| TEXT |
################
EXPLORERS OF THE WORLD (1931)
--- Don’t let them tell you explorers are not precode. Ones I’ve seen are or at the least tickle edges. Greenbriar explored a notorious one here. Nature stuff drew parallel with Great War documentaries by snaring sensation from real-life topics, idea to take liberties because after all you’re exposing nature or gone-mad mankind in the raw. If we’re to watch animals in the wild, then by all means unleash them to be savage selves, violence the more bracing for not being faked. Some of footage was rigged however, men in ape-skins or cats starved to point of killing anything to venture by. Explorers of the World lends dignity to exploitation enterprise by gathering famous nature names at a banquet to regale us and each other of travels lately made, footage aplenty from far-flung spots. Accounts shared by the half dozen vary nicely, us on ice for a portion, then melt that is Africa or desert climes. This all has historic interest for those who study early exploration, and I wonder if scholars are aware of invaluable resource here. Theatres touted educational value but put chips on sights to shock. “A Noah’s Arkful of Beasts Let Loose in a Whale of a Picture” yelled the Criterion in support of its “Knock-Out Wallop,” and who’s to begrudge sales for a pitch so aggressive? All six explorer names are right up on the marquee, and we’ve got to assume they were known from magazines and/or news coverage. What boy/girl didn’t want to grow up and go uncharted places like Martin and Osa Johnson? Explorers of the World made that seem doable, thrilled too in the bargain. Who knew but what you might be the next Admiral Byrd? The rich enough did go safari route and had stuffed heads to show for them. What were exotic animals if not for killing? Maybe for disapproval of that we see less of these travel folders, but some do disc-exist, Explorers of the World from Grapevine Video and on Blu-Ray besides. I found it a bracing watch but did note discrepancy re running time. Are prints today complete? Who could know … perhaps care, so long as sampling survives to give us at least taste of untamed wilds.
################
| PROBLEM SET |
**a)** In the piece on Explorers of the World (1931), where does the film gather its famous nature names to tell about their travels?
**b)** Please pick up the piece on Explorers of the World (1931) after its final sentence and carry it on in the same voice.

| DATA SECTION |
################
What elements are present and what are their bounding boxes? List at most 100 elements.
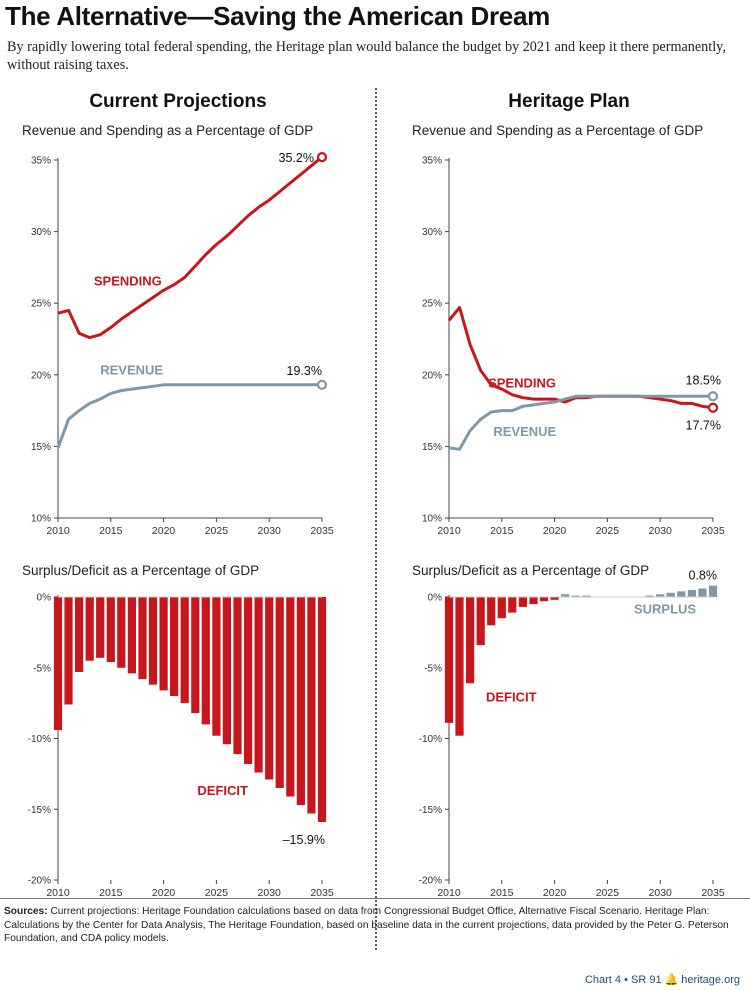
################
| RESULTS IN ORDER |
**a)** At a banquet.

**b)**
BROADWAY THROUGH A KEYHOLE (1933) --- Consider fate of principals, Texas Guinan gone within a week of November 1933 release, Russ Columbo a casualty the following year, Paul Kelly having served an active sentence for beating a man to death with his fists. Lead lady Constance Cummings led them by living to ninety-five (d. 2005), so imagine workings in her mind if ever she saw Broadway Through a Keyhole revived. Here was early effort for named producer Darryl Zanuck doing business as Twentieth-Century Pictures, this before formation of better known Twentieth-Century Fox. Broadway Through a Keyhole is seen if at all on bootleg discs or renegade uploads, quality generally terrible by my so-far experience. Ad above drew me for cryptic reference to dust-up between Walter Winchell, whose story supplied Broadway basis, and Al Jolson, who said Winchell based his yarn on real-life circumstance of Ruby Keeler, Al’s then wife. Jolson “saw red” at the sight of Winchell during a prizefight both attended, hopping from his spectator seat and landing two (at least) blows on the Gotham gadfly. Incident took place in Los Angeles and was mass-reported by end of July, 1933, just in time for Broadway Through a Keyhole to benefit from press however tawdry. Winchell later said thanks for Jolson’s offer to apologize and be pals again, but let’s wait a while and bask in publicity the quarrel generated. Might this whole thing have been a phony? The boys never admitted one way or other, stayed fast friends in the wake of events, Walter putting together a record album long after Al’s death to salute latter who predeceased him. Hollywood (rather New York), you big hearted town(s). Exhibition got a hypo, ads like Leow’s touting “the picture with a punch” as in why did Jolson throw his at Winchell? --- answer what twenty cents “till 5” might supply. "Glamorous Amorous Girls Girls" (insert four exclamation marks) helped sell what Broadway Through a Keyhole was really about (but how do I know, not having seen it). Art alone lit fuses, chorus dancers largely unsheathed and showing navels, something even AIP beach pics couldn’t do in the sixties, on posters or screens. Ever see Annette’s? Such promoting reminds if nothing else that precode was even more wide open than we thought, at least on newsprint pages if not on screens.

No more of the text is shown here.